Records from a collection:
□ □ □

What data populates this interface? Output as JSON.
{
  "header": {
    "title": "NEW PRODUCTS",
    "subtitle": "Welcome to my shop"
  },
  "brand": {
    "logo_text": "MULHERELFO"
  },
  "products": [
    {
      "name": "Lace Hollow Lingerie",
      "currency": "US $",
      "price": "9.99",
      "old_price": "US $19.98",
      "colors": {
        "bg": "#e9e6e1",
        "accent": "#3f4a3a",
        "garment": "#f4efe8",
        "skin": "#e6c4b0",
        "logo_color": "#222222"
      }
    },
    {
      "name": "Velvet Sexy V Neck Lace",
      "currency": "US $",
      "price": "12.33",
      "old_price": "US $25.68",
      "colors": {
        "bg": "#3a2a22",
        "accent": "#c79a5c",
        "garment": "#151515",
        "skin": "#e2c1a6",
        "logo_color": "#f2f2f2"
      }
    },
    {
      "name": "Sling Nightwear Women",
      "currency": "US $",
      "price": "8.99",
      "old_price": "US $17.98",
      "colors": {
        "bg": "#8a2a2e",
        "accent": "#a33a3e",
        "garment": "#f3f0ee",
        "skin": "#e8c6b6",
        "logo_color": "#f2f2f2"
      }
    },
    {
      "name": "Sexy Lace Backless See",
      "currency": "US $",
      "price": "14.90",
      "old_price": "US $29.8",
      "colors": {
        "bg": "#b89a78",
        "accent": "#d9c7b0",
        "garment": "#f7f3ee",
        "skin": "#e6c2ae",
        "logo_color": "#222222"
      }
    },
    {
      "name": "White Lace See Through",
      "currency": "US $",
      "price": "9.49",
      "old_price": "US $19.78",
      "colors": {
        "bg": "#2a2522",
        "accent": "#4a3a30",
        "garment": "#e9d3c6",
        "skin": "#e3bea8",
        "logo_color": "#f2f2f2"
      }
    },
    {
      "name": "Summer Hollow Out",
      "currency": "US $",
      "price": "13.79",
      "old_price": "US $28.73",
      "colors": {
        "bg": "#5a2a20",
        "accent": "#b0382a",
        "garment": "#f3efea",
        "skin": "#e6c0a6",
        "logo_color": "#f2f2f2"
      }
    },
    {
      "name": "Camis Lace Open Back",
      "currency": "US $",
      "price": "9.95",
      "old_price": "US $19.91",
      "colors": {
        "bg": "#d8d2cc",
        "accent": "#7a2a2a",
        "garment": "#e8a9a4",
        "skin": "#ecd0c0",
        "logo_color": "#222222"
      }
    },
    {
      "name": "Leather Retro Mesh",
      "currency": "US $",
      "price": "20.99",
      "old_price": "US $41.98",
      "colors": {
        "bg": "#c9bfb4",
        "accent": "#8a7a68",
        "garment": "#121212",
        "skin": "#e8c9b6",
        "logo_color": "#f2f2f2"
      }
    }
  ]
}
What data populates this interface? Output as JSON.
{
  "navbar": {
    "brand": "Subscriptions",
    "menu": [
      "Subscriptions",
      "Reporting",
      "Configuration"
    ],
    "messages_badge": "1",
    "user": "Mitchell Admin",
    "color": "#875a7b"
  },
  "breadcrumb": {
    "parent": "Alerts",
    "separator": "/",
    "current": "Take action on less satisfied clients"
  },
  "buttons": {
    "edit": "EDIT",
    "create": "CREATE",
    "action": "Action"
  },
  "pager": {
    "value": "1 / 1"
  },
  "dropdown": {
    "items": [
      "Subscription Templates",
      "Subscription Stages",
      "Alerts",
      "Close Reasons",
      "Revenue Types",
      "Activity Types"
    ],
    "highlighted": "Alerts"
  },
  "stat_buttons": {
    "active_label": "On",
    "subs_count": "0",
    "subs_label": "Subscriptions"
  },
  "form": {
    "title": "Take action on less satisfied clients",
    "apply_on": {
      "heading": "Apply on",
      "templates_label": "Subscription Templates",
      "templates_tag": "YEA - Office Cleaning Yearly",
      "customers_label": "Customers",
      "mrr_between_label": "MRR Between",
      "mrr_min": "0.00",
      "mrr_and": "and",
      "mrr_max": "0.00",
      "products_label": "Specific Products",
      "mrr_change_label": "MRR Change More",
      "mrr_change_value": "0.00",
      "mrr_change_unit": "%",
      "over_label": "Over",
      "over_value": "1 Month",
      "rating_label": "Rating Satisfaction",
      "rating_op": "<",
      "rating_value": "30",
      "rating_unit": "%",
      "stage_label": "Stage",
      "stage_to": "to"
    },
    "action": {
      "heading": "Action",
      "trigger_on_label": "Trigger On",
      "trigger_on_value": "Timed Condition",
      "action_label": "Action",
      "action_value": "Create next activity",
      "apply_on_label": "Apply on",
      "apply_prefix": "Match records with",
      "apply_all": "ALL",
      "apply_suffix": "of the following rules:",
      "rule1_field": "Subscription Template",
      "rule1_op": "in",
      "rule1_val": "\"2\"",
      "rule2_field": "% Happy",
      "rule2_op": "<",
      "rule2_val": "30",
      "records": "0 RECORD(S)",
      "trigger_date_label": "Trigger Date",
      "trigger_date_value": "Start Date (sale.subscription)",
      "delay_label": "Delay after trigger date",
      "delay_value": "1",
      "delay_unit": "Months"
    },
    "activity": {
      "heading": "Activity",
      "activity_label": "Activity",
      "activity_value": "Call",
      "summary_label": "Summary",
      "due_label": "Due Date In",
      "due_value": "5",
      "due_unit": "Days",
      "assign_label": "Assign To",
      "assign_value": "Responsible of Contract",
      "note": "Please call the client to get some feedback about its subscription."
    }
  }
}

□ □ □

WHAT TO PRODUCE - Which lines in the records above contain the string "Sexy"? Copy each one.

TASK ANSWER -
      "name": "Velvet Sexy V Neck Lace",
      "name": "Sexy Lace Backless See",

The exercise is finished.